• _Stated task_:
Repeat each entry word for word. Leave any images out of the copy.

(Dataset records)
==============================

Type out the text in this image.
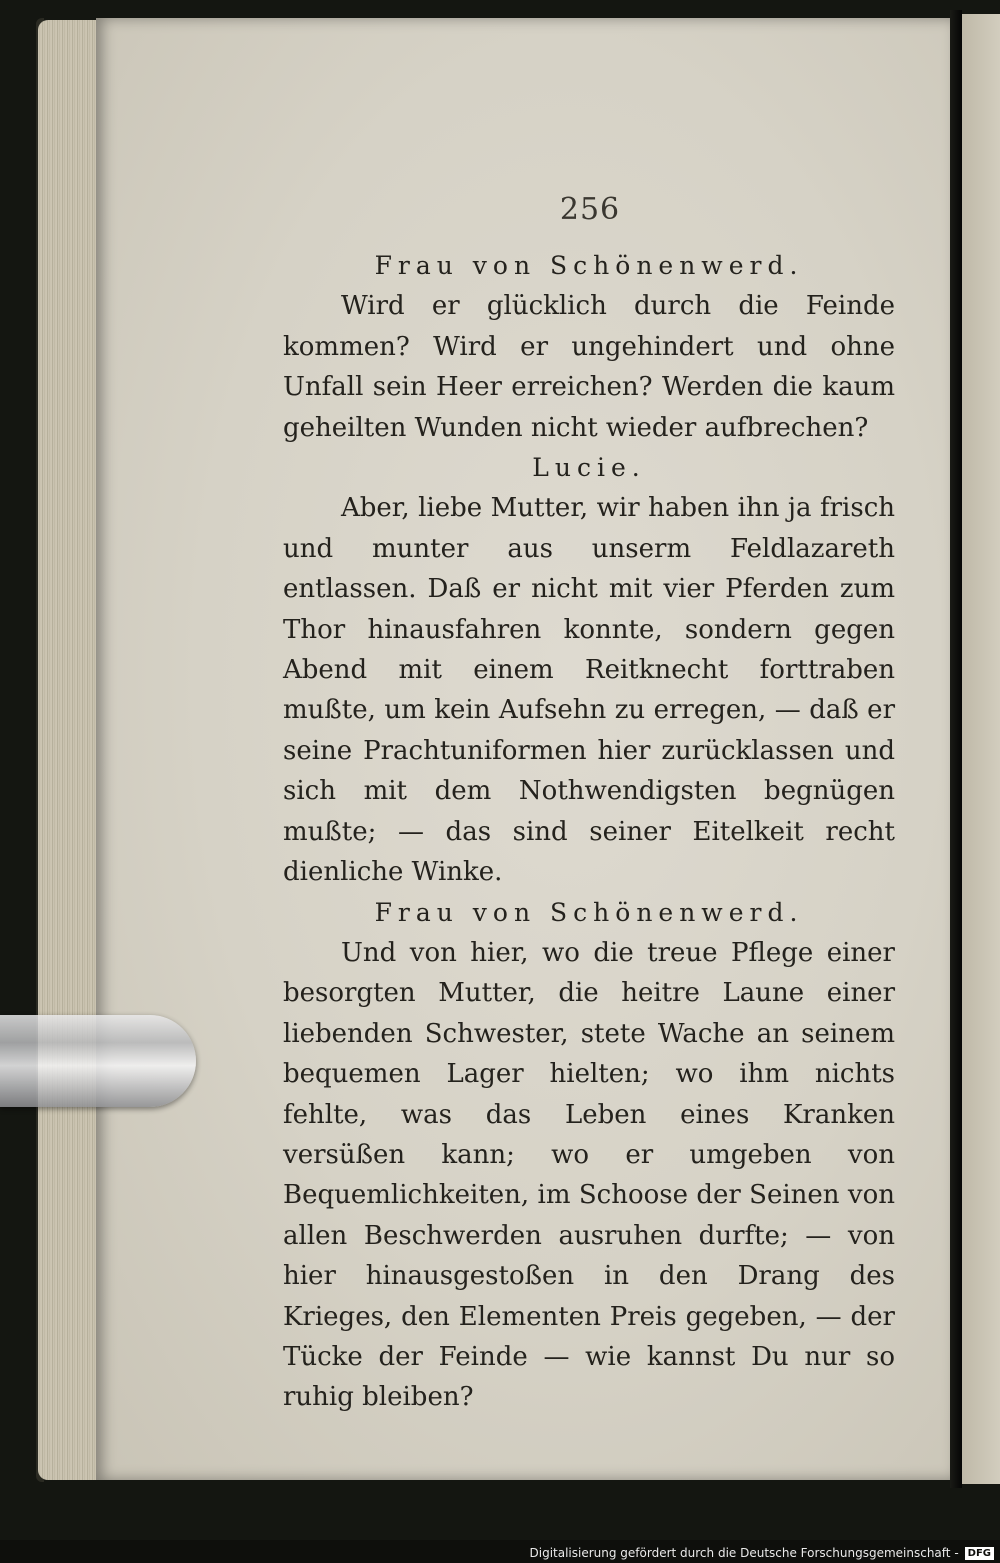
256

Frau von Schönenwerd.

Wird er glücklich durch die Feinde kommen? Wird er ungehindert und ohne Unfall sein Heer erreichen? Werden die kaum geheilten Wunden nicht wieder aufbrechen?

Lucie.

Aber, liebe Mutter, wir haben ihn ja frisch und munter aus unserm Feldlazareth entlassen. Daß er nicht mit vier Pferden zum Thor hinausfahren konnte, sondern gegen Abend mit einem Reitknecht forttraben mußte, um kein Aufsehn zu erregen, — daß er seine Prachtuniformen hier zurücklassen und sich mit dem Nothwendigsten begnügen mußte; — das sind seiner Eitelkeit recht dienliche Winke.

Frau von Schönenwerd.

Und von hier, wo die treue Pflege einer besorgten Mutter, die heitre Laune einer liebenden Schwester, stete Wache an seinem bequemen Lager hielten; wo ihm nichts fehlte, was das Leben eines Kranken versüßen kann; wo er umgeben von Bequemlichkeiten, im Schoose der Seinen von allen Beschwerden ausruhen durfte; — von hier hinausgestoßen in den Drang des Krieges, den Elementen Preis gegeben, — der Tücke der Feinde — wie kannst Du nur so ruhig bleiben?

Digitalisierung gefördert durch die Deutsche Forschungsgemeinschaft - DFG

==============================

• _Solved exercise_:
Type out the text in this image.
256

Frau von Schönenwerd.

Wird er glücklich durch die Feinde kommen? Wird er ungehindert und ohne Unfall sein Heer erreichen? Werden die kaum geheilten Wunden nicht wieder aufbrechen?

Lucie.

Aber, liebe Mutter, wir haben ihn ja frisch und munter aus unserm Feldlazareth entlassen. Daß er nicht mit vier Pferden zum Thor hinausfahren konnte, sondern gegen Abend mit einem Reitknecht forttraben mußte, um kein Aufsehn zu erregen, — daß er seine Prachtuniformen hier zurücklassen und sich mit dem Nothwendigsten begnügen mußte; — das sind seiner Eitelkeit recht dienliche Winke.

Frau von Schönenwerd.

Und von hier, wo die treue Pflege einer besorgten Mutter, die heitre Laune einer liebenden Schwester, stete Wache an seinem bequemen Lager hielten; wo ihm nichts fehlte, was das Leben eines Kranken versüßen kann; wo er umgeben von Bequemlichkeiten, im Schoose der Seinen von allen Beschwerden ausruhen durfte; — von hier hinausgestoßen in den Drang des Krieges, den Elementen Preis gegeben, — der Tücke der Feinde — wie kannst Du nur so ruhig bleiben?

Digitalisierung gefördert durch die Deutsche Forschungsgemeinschaft - DFG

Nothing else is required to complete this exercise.